Listed records:
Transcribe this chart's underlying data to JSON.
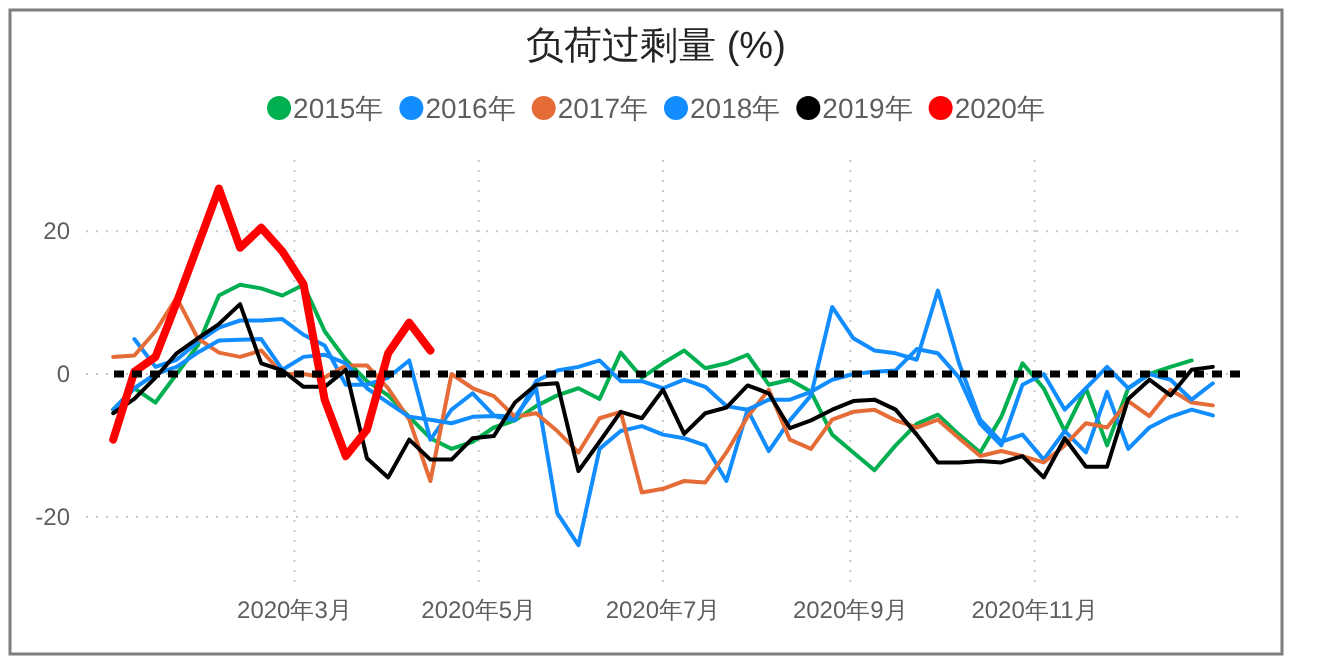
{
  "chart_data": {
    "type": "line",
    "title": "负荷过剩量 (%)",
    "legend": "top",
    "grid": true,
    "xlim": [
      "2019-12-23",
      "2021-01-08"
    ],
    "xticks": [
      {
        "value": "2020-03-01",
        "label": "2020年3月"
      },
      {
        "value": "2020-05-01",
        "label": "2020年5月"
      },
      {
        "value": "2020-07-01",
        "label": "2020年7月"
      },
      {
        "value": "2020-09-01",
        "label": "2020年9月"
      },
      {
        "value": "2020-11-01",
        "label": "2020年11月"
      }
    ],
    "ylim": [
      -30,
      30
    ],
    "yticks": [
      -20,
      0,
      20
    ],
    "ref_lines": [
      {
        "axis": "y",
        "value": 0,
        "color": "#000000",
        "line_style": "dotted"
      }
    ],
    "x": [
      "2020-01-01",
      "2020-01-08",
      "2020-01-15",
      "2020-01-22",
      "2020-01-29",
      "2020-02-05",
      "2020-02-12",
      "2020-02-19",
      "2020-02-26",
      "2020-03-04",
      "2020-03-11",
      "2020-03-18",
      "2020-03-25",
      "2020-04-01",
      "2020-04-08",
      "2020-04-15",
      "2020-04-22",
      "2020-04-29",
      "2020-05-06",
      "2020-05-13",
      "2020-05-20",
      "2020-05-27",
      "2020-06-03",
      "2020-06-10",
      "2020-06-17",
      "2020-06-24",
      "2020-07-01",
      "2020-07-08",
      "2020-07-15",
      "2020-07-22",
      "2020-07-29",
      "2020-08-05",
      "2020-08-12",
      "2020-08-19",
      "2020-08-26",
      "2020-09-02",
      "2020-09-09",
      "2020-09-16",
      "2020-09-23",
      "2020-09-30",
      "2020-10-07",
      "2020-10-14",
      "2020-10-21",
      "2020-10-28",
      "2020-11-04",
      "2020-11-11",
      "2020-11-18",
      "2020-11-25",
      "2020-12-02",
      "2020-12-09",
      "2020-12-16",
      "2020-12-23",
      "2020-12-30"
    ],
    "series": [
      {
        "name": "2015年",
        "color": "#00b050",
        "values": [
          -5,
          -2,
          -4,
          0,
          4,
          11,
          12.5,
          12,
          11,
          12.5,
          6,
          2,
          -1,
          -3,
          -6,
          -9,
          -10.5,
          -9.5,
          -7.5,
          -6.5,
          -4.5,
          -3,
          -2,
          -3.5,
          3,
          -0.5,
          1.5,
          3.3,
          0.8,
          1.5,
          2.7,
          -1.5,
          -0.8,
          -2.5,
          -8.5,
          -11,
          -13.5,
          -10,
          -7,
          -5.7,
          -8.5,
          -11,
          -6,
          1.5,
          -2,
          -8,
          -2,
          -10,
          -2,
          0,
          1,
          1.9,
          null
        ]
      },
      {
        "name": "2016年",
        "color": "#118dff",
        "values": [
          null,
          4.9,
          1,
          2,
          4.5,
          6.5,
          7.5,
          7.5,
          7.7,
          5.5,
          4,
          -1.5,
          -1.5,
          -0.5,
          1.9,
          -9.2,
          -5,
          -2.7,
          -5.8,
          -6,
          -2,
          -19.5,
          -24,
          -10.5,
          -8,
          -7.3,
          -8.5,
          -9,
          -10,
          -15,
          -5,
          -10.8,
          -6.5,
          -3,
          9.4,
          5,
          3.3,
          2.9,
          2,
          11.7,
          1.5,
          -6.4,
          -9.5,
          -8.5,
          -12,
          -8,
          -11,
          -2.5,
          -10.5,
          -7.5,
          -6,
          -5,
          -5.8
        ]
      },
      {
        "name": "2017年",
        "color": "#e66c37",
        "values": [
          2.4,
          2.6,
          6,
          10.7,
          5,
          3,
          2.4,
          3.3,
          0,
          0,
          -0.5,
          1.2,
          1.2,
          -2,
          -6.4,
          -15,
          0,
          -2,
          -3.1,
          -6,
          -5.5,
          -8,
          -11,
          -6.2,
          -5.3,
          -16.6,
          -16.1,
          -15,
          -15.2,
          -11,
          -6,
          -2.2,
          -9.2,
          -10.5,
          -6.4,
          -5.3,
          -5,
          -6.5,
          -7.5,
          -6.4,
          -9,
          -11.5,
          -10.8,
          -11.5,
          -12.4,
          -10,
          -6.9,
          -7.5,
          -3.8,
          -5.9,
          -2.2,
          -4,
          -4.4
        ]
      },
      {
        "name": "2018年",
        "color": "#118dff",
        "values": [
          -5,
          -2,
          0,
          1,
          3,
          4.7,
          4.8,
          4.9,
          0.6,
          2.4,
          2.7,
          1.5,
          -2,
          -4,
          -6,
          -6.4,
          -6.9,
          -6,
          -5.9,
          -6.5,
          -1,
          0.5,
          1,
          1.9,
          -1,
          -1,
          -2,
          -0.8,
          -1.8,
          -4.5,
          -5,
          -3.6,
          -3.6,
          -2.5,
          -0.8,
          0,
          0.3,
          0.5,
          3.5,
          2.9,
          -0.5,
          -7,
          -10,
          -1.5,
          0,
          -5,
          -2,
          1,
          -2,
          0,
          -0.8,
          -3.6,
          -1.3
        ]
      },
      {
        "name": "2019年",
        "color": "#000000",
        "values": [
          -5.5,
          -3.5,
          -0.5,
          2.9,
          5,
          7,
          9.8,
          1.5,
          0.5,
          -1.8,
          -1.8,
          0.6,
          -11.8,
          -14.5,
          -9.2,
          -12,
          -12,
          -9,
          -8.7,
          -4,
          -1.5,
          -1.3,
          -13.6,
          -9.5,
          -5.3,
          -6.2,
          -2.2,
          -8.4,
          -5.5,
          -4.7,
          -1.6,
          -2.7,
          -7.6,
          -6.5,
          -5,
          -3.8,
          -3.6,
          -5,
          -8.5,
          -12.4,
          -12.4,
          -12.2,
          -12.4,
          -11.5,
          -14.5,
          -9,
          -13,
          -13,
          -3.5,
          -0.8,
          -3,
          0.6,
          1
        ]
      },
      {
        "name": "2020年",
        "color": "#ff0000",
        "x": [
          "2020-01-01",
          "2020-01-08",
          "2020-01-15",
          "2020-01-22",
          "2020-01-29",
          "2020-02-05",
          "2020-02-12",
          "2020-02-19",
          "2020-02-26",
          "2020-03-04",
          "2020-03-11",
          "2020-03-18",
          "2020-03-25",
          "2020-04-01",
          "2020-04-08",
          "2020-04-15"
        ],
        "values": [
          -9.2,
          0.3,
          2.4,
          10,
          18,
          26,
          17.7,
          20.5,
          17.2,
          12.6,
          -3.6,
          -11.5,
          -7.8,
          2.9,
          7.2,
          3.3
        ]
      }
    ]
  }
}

What is needed:
Search the lines for "label". Copy each line that has it.

The reply:
        "label": "2020年3月"
        "label": "2020年5月"
        "label": "2020年7月"
        "label": "2020年9月"
        "label": "2020年11月"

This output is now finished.